## [Task details]
Go through the listing and copy every line word for word.

(Figure dataset records)
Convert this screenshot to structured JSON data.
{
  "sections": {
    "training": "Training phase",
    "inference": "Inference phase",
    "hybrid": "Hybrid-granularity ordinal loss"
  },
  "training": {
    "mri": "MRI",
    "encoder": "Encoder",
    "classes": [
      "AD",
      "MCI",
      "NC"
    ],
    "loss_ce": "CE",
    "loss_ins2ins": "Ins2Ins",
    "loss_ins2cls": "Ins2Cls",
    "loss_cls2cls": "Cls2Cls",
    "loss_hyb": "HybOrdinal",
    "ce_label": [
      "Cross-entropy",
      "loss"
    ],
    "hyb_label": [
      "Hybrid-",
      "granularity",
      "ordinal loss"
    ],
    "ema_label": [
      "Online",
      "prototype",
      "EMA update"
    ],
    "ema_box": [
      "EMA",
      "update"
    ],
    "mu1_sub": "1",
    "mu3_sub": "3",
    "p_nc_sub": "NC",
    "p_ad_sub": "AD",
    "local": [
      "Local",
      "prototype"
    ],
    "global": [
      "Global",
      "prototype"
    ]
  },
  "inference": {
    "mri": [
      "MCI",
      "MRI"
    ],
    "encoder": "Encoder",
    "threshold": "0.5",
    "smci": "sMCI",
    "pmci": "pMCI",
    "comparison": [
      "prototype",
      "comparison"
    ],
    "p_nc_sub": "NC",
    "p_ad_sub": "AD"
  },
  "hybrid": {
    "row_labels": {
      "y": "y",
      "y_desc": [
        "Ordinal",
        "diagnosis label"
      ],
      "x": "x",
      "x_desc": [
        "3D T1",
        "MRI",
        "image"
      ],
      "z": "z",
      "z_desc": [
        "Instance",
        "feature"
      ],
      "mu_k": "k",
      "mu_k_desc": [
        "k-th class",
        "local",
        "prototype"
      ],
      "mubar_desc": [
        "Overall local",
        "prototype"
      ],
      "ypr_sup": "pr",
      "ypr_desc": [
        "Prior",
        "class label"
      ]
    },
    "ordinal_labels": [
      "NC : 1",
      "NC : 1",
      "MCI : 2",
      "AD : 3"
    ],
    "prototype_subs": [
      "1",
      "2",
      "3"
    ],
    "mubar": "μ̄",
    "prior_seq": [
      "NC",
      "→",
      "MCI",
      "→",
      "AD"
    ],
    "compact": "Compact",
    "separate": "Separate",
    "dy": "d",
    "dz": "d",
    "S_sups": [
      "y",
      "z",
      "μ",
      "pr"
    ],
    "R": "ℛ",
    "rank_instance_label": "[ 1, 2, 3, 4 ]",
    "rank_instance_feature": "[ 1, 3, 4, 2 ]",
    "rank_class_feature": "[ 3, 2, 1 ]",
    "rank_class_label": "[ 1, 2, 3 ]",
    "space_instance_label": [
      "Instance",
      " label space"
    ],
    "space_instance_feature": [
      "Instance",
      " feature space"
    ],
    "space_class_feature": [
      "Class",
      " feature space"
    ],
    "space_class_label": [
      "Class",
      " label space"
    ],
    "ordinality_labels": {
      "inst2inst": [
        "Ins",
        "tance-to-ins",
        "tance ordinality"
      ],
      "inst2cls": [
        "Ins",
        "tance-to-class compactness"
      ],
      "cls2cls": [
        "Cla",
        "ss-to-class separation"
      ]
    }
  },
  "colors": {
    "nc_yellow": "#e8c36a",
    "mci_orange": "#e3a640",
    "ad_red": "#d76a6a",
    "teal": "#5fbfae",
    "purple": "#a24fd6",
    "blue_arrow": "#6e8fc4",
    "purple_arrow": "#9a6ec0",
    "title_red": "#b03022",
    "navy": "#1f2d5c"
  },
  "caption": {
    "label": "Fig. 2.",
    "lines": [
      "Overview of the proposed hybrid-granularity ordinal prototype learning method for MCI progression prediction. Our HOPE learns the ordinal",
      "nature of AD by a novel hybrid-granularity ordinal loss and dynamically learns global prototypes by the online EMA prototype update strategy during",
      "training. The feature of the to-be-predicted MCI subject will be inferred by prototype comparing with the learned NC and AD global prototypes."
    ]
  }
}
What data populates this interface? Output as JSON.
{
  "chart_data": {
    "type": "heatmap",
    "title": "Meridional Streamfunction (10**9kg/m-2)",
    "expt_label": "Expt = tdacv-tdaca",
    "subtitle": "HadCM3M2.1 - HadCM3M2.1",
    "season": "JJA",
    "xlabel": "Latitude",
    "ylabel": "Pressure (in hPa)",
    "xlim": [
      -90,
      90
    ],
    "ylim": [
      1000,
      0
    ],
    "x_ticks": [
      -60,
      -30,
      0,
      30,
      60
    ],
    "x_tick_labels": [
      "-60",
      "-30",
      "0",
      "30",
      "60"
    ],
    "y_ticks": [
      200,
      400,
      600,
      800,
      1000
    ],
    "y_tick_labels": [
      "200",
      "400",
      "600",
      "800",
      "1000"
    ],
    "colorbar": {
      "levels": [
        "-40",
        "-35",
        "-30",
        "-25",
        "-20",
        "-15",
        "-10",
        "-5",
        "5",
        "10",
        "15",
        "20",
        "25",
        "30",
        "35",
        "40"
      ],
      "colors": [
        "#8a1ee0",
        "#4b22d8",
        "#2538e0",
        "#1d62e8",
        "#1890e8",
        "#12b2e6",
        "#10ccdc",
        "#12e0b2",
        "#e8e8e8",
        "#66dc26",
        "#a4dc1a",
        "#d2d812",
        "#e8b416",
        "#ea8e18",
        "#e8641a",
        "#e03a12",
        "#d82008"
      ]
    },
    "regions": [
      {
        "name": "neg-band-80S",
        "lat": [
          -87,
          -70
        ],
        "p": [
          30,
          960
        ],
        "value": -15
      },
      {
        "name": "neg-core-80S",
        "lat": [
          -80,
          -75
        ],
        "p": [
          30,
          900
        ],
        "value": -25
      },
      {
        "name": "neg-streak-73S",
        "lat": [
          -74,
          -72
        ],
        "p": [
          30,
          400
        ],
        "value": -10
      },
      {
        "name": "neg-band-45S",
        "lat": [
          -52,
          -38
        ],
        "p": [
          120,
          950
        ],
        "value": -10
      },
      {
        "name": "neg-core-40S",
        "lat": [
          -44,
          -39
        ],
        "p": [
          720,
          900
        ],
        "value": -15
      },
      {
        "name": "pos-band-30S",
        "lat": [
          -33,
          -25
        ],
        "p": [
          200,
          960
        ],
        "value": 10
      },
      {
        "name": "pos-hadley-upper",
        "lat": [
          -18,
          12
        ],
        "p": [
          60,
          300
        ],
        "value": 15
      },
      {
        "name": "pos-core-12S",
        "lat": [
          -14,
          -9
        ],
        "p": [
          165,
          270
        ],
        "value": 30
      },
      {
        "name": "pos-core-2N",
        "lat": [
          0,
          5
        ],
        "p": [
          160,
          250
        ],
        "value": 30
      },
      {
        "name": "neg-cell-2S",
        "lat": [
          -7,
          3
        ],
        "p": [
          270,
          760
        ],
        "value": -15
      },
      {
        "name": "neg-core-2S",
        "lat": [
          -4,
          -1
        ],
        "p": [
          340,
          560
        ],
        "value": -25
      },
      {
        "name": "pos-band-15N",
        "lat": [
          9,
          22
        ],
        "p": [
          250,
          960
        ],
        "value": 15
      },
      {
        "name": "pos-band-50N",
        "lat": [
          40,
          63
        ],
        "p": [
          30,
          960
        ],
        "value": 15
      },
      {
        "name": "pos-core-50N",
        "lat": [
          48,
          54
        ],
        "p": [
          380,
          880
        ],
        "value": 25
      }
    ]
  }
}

## [Worked solution]
Convert this screenshot to structured JSON data.
{
  "sections": {
    "training": "Training phase",
    "inference": "Inference phase",
    "hybrid": "Hybrid-granularity ordinal loss"
  },
  "training": {
    "mri": "MRI",
    "encoder": "Encoder",
    "classes": [
      "AD",
      "MCI",
      "NC"
    ],
    "loss_ce": "CE",
    "loss_ins2ins": "Ins2Ins",
    "loss_ins2cls": "Ins2Cls",
    "loss_cls2cls": "Cls2Cls",
    "loss_hyb": "HybOrdinal",
    "ce_label": [
      "Cross-entropy",
      "loss"
    ],
    "hyb_label": [
      "Hybrid-",
      "granularity",
      "ordinal loss"
    ],
    "ema_label": [
      "Online",
      "prototype",
      "EMA update"
    ],
    "ema_box": [
      "EMA",
      "update"
    ],
    "mu1_sub": "1",
    "mu3_sub": "3",
    "p_nc_sub": "NC",
    "p_ad_sub": "AD",
    "local": [
      "Local",
      "prototype"
    ],
    "global": [
      "Global",
      "prototype"
    ]
  },
  "inference": {
    "mri": [
      "MCI",
      "MRI"
    ],
    "encoder": "Encoder",
    "threshold": "0.5",
    "smci": "sMCI",
    "pmci": "pMCI",
    "comparison": [
      "prototype",
      "comparison"
    ],
    "p_nc_sub": "NC",
    "p_ad_sub": "AD"
  },
  "hybrid": {
    "row_labels": {
      "y": "y",
      "y_desc": [
        "Ordinal",
        "diagnosis label"
      ],
      "x": "x",
      "x_desc": [
        "3D T1",
        "MRI",
        "image"
      ],
      "z": "z",
      "z_desc": [
        "Instance",
        "feature"
      ],
      "mu_k": "k",
      "mu_k_desc": [
        "k-th class",
        "local",
        "prototype"
      ],
      "mubar_desc": [
        "Overall local",
        "prototype"
      ],
      "ypr_sup": "pr",
      "ypr_desc": [
        "Prior",
        "class label"
      ]
    },
    "ordinal_labels": [
      "NC : 1",
      "NC : 1",
      "MCI : 2",
      "AD : 3"
    ],
    "prototype_subs": [
      "1",
      "2",
      "3"
    ],
    "mubar": "μ̄",
    "prior_seq": [
      "NC",
      "→",
      "MCI",
      "→",
      "AD"
    ],
    "compact": "Compact",
    "separate": "Separate",
    "dy": "d",
    "dz": "d",
    "S_sups": [
      "y",
      "z",
      "μ",
      "pr"
    ],
    "R": "ℛ",
    "rank_instance_label": "[ 1, 2, 3, 4 ]",
    "rank_instance_feature": "[ 1, 3, 4, 2 ]",
    "rank_class_feature": "[ 3, 2, 1 ]",
    "rank_class_label": "[ 1, 2, 3 ]",
    "space_instance_label": [
      "Instance",
      " label space"
    ],
    "space_instance_feature": [
      "Instance",
      " feature space"
    ],
    "space_class_feature": [
      "Class",
      " feature space"
    ],
    "space_class_label": [
      "Class",
      " label space"
    ],
    "ordinality_labels": {
      "inst2inst": [
        "Ins",
        "tance-to-ins",
        "tance ordinality"
      ],
      "inst2cls": [
        "Ins",
        "tance-to-class compactness"
      ],
      "cls2cls": [
        "Cla",
        "ss-to-class separation"
      ]
    }
  },
  "colors": {
    "nc_yellow": "#e8c36a",
    "mci_orange": "#e3a640",
    "ad_red": "#d76a6a",
    "teal": "#5fbfae",
    "purple": "#a24fd6",
    "blue_arrow": "#6e8fc4",
    "purple_arrow": "#9a6ec0",
    "title_red": "#b03022",
    "navy": "#1f2d5c"
  },
  "caption": {
    "label": "Fig. 2.",
    "lines": [
      "Overview of the proposed hybrid-granularity ordinal prototype learning method for MCI progression prediction. Our HOPE learns the ordinal",
      "nature of AD by a novel hybrid-granularity ordinal loss and dynamically learns global prototypes by the online EMA prototype update strategy during",
      "training. The feature of the to-be-predicted MCI subject will be inferred by prototype comparing with the learned NC and AD global prototypes."
    ]
  }
}
What data populates this interface? Output as JSON.
{
  "chart_data": {
    "type": "heatmap",
    "title": "Meridional Streamfunction (10**9kg/m-2)",
    "expt_label": "Expt = tdacv-tdaca",
    "subtitle": "HadCM3M2.1 - HadCM3M2.1",
    "season": "JJA",
    "xlabel": "Latitude",
    "ylabel": "Pressure (in hPa)",
    "xlim": [
      -90,
      90
    ],
    "ylim": [
      1000,
      0
    ],
    "x_ticks": [
      -60,
      -30,
      0,
      30,
      60
    ],
    "x_tick_labels": [
      "-60",
      "-30",
      "0",
      "30",
      "60"
    ],
    "y_ticks": [
      200,
      400,
      600,
      800,
      1000
    ],
    "y_tick_labels": [
      "200",
      "400",
      "600",
      "800",
      "1000"
    ],
    "colorbar": {
      "levels": [
        "-40",
        "-35",
        "-30",
        "-25",
        "-20",
        "-15",
        "-10",
        "-5",
        "5",
        "10",
        "15",
        "20",
        "25",
        "30",
        "35",
        "40"
      ],
      "colors": [
        "#8a1ee0",
        "#4b22d8",
        "#2538e0",
        "#1d62e8",
        "#1890e8",
        "#12b2e6",
        "#10ccdc",
        "#12e0b2",
        "#e8e8e8",
        "#66dc26",
        "#a4dc1a",
        "#d2d812",
        "#e8b416",
        "#ea8e18",
        "#e8641a",
        "#e03a12",
        "#d82008"
      ]
    },
    "regions": [
      {
        "name": "neg-band-80S",
        "lat": [
          -87,
          -70
        ],
        "p": [
          30,
          960
        ],
        "value": -15
      },
      {
        "name": "neg-core-80S",
        "lat": [
          -80,
          -75
        ],
        "p": [
          30,
          900
        ],
        "value": -25
      },
      {
        "name": "neg-streak-73S",
        "lat": [
          -74,
          -72
        ],
        "p": [
          30,
          400
        ],
        "value": -10
      },
      {
        "name": "neg-band-45S",
        "lat": [
          -52,
          -38
        ],
        "p": [
          120,
          950
        ],
        "value": -10
      },
      {
        "name": "neg-core-40S",
        "lat": [
          -44,
          -39
        ],
        "p": [
          720,
          900
        ],
        "value": -15
      },
      {
        "name": "pos-band-30S",
        "lat": [
          -33,
          -25
        ],
        "p": [
          200,
          960
        ],
        "value": 10
      },
      {
        "name": "pos-hadley-upper",
        "lat": [
          -18,
          12
        ],
        "p": [
          60,
          300
        ],
        "value": 15
      },
      {
        "name": "pos-core-12S",
        "lat": [
          -14,
          -9
        ],
        "p": [
          165,
          270
        ],
        "value": 30
      },
      {
        "name": "pos-core-2N",
        "lat": [
          0,
          5
        ],
        "p": [
          160,
          250
        ],
        "value": 30
      },
      {
        "name": "neg-cell-2S",
        "lat": [
          -7,
          3
        ],
        "p": [
          270,
          760
        ],
        "value": -15
      },
      {
        "name": "neg-core-2S",
        "lat": [
          -4,
          -1
        ],
        "p": [
          340,
          560
        ],
        "value": -25
      },
      {
        "name": "pos-band-15N",
        "lat": [
          9,
          22
        ],
        "p": [
          250,
          960
        ],
        "value": 15
      },
      {
        "name": "pos-band-50N",
        "lat": [
          40,
          63
        ],
        "p": [
          30,
          960
        ],
        "value": 15
      },
      {
        "name": "pos-core-50N",
        "lat": [
          48,
          54
        ],
        "p": [
          380,
          880
        ],
        "value": 25
      }
    ]
  }
}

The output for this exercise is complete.